§ **STATED GOAL**
In the records that follow, show each line where the word "первых" is present.

(Dataset entries)
-*-

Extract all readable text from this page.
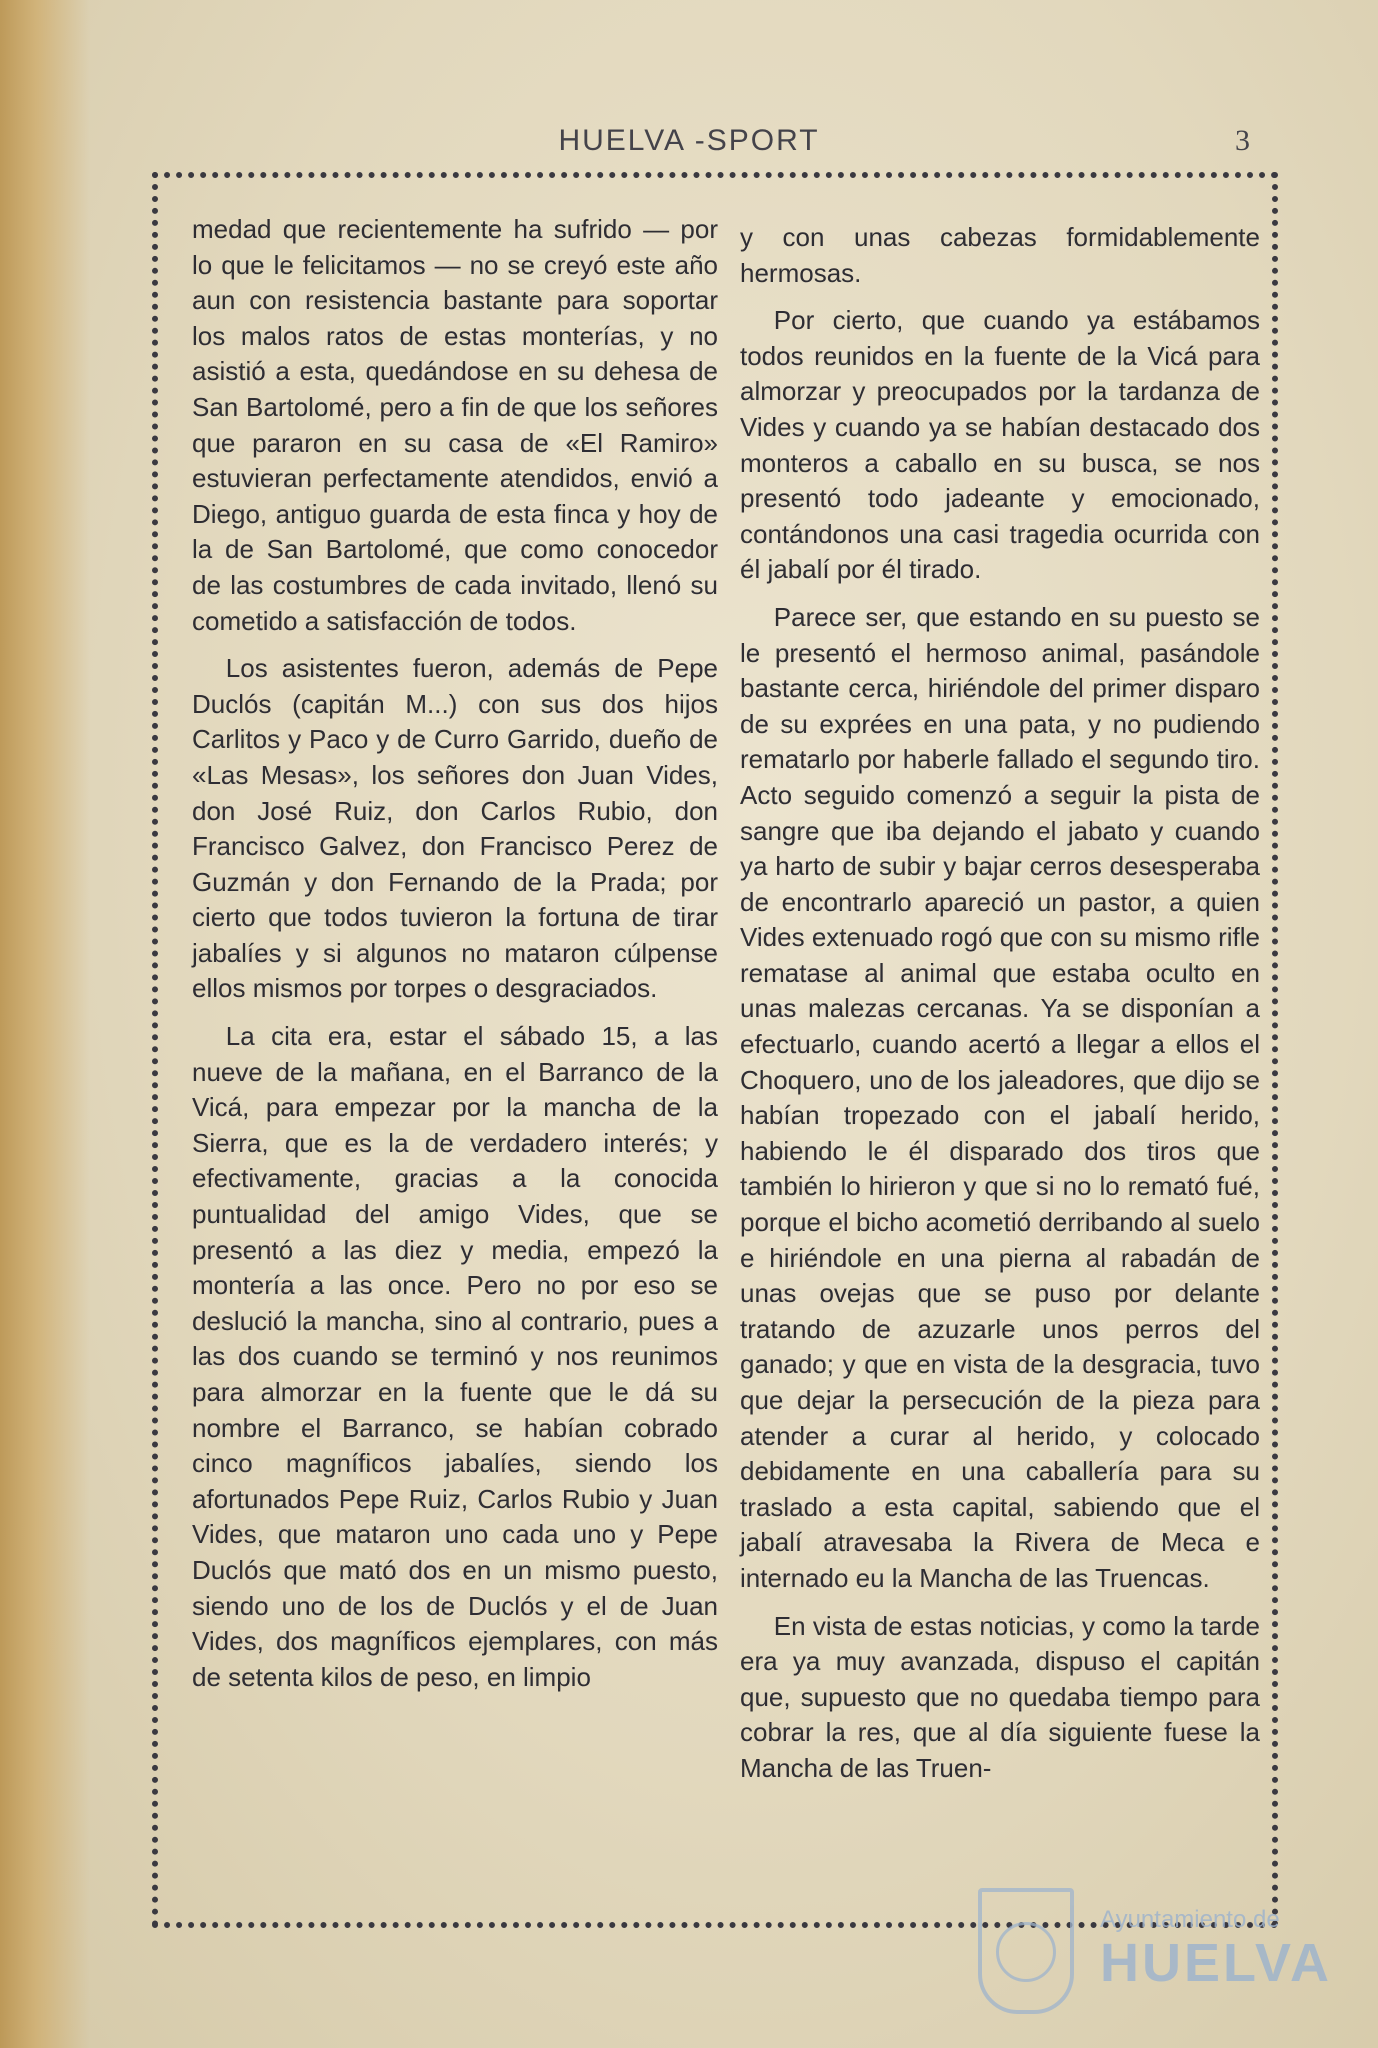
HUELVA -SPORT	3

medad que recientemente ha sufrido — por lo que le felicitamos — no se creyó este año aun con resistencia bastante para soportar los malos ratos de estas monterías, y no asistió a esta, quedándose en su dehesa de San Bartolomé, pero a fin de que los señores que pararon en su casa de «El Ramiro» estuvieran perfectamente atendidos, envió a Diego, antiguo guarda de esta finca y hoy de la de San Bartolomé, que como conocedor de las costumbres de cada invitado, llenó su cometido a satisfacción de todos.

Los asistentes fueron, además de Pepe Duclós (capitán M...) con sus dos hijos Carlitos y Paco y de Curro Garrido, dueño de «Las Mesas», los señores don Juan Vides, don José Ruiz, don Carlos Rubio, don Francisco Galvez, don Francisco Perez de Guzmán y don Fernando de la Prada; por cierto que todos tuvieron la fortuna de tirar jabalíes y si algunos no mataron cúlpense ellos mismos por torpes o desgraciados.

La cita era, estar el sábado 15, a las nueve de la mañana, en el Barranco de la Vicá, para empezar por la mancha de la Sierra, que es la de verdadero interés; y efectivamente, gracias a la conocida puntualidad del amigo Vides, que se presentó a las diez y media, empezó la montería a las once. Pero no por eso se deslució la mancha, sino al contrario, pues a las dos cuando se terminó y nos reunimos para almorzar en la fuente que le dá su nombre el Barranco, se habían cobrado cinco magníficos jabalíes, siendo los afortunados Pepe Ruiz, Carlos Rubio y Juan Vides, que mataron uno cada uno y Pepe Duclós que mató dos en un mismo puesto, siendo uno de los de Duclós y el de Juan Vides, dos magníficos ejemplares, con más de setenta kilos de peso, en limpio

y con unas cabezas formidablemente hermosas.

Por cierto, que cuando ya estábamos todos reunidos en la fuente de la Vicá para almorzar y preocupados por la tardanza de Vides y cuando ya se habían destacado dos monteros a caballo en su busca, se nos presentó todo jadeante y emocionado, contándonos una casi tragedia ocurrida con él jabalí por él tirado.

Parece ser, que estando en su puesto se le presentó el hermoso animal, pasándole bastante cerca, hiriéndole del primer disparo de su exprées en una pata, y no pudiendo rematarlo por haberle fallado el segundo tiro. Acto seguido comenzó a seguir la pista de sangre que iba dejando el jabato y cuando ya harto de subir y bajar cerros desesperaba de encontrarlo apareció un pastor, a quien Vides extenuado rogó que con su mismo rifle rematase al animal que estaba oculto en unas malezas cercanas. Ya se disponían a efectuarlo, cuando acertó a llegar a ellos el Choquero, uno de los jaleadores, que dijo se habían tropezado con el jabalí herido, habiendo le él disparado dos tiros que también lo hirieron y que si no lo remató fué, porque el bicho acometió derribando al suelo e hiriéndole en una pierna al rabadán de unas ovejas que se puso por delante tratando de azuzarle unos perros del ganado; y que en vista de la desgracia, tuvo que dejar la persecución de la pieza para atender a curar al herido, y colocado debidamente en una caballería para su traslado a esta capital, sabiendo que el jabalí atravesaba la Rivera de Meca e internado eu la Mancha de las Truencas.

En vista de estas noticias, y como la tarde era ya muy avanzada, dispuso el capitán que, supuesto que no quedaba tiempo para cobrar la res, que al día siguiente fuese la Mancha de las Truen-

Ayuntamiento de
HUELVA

-*-

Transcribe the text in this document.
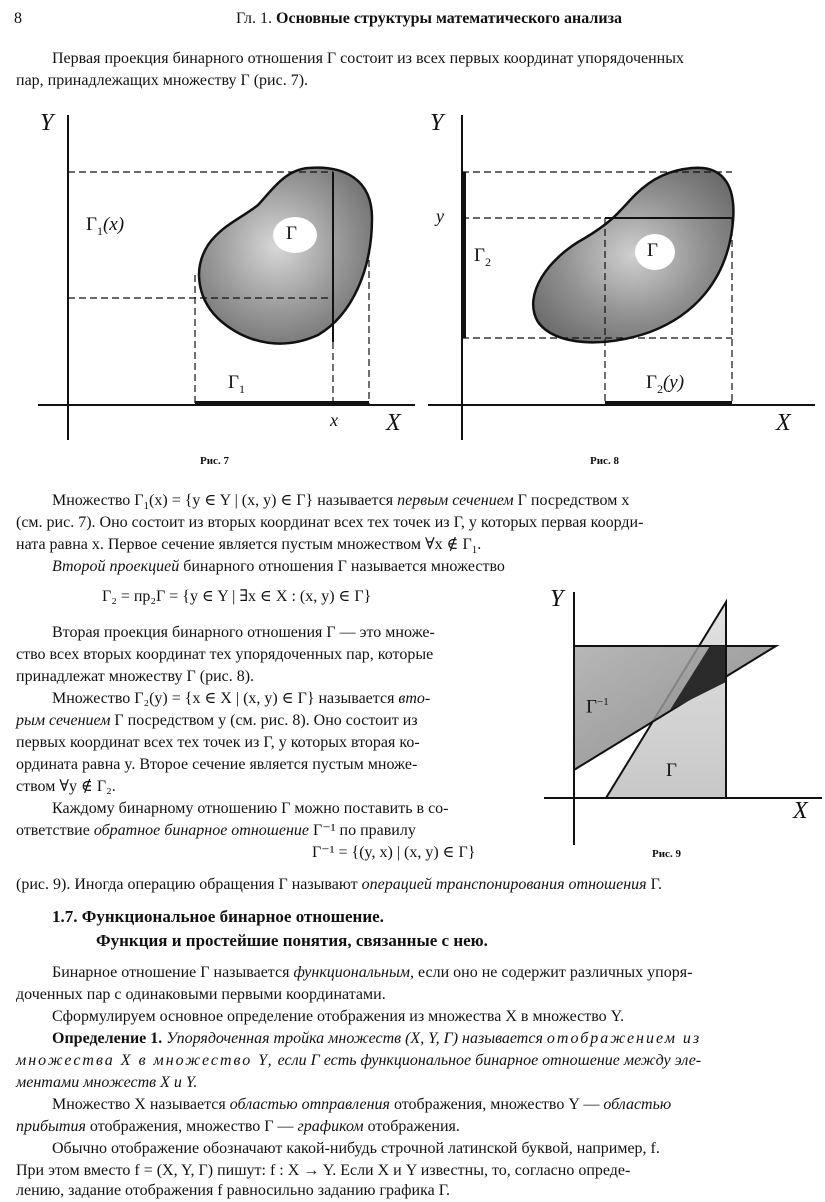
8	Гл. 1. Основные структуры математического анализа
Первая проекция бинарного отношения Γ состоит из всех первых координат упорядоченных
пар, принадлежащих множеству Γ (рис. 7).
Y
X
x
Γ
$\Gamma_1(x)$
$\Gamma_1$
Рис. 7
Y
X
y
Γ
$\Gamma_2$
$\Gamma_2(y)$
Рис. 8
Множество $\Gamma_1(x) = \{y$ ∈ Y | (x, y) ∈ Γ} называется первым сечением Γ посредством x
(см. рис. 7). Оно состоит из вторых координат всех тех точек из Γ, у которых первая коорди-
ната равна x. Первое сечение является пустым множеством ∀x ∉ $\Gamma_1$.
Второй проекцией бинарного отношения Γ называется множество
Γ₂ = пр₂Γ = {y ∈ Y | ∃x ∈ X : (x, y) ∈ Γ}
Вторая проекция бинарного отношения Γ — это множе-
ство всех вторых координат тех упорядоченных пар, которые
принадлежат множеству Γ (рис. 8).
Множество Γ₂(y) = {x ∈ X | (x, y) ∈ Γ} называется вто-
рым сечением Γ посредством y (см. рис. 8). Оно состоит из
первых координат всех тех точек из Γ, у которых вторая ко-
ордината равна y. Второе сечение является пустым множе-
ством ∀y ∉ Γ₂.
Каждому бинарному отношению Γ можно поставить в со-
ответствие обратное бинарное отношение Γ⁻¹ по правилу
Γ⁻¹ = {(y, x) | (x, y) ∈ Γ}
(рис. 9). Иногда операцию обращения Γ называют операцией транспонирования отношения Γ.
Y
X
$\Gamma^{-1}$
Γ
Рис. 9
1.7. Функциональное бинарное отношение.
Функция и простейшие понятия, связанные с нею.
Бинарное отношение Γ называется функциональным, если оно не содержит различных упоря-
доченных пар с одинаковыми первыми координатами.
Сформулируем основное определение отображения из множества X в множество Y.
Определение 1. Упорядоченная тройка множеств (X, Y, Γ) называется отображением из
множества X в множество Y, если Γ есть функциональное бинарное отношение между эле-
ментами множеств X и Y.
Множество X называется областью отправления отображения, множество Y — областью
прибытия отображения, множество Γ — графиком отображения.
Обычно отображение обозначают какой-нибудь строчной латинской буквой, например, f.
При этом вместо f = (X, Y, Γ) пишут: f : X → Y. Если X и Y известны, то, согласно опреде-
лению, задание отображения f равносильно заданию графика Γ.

-*-

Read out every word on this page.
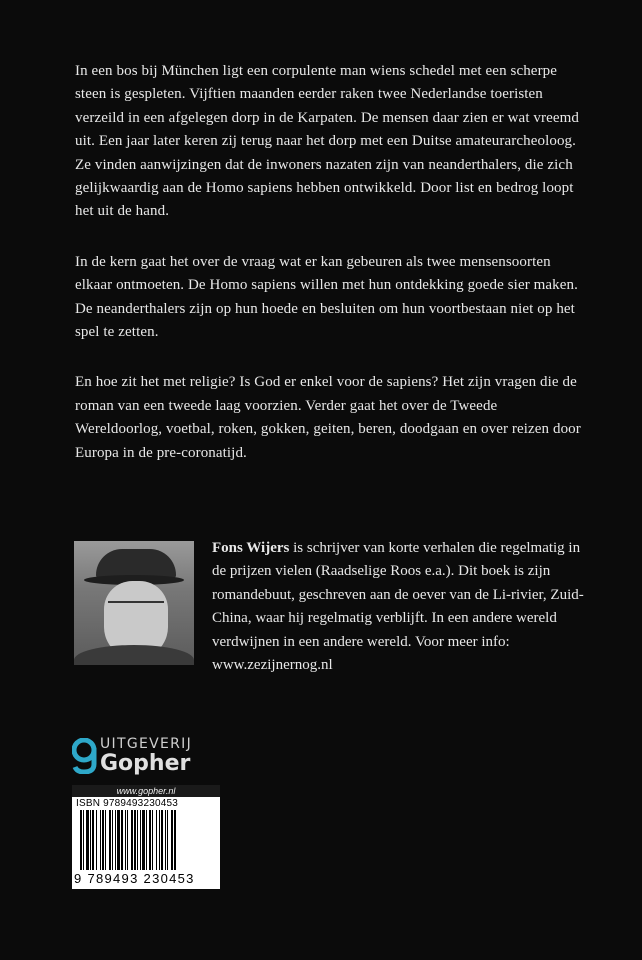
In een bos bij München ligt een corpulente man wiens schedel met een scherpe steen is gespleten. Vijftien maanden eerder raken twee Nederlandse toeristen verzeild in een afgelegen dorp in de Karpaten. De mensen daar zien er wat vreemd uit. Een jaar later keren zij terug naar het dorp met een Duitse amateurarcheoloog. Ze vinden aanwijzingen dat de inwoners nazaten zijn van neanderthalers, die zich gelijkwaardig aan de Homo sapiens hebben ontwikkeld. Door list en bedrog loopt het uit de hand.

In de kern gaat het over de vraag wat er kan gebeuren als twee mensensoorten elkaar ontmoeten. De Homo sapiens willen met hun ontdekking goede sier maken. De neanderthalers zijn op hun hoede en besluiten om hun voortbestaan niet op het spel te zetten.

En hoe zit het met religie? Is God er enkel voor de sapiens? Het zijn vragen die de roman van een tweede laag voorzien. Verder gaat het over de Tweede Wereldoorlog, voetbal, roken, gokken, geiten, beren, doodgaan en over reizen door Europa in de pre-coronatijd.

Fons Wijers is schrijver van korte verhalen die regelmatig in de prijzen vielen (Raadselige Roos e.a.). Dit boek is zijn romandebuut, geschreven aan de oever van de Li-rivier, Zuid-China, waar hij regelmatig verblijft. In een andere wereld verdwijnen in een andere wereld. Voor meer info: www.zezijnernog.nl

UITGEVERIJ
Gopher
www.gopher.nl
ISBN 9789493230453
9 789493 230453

-*-

§ **WRITTEN SOLUTION**
Первая проекция бинарного отношения Γ состоит из всех первых координат упорядоченных
первых координат всех тех точек из Γ, у которых вторая ко-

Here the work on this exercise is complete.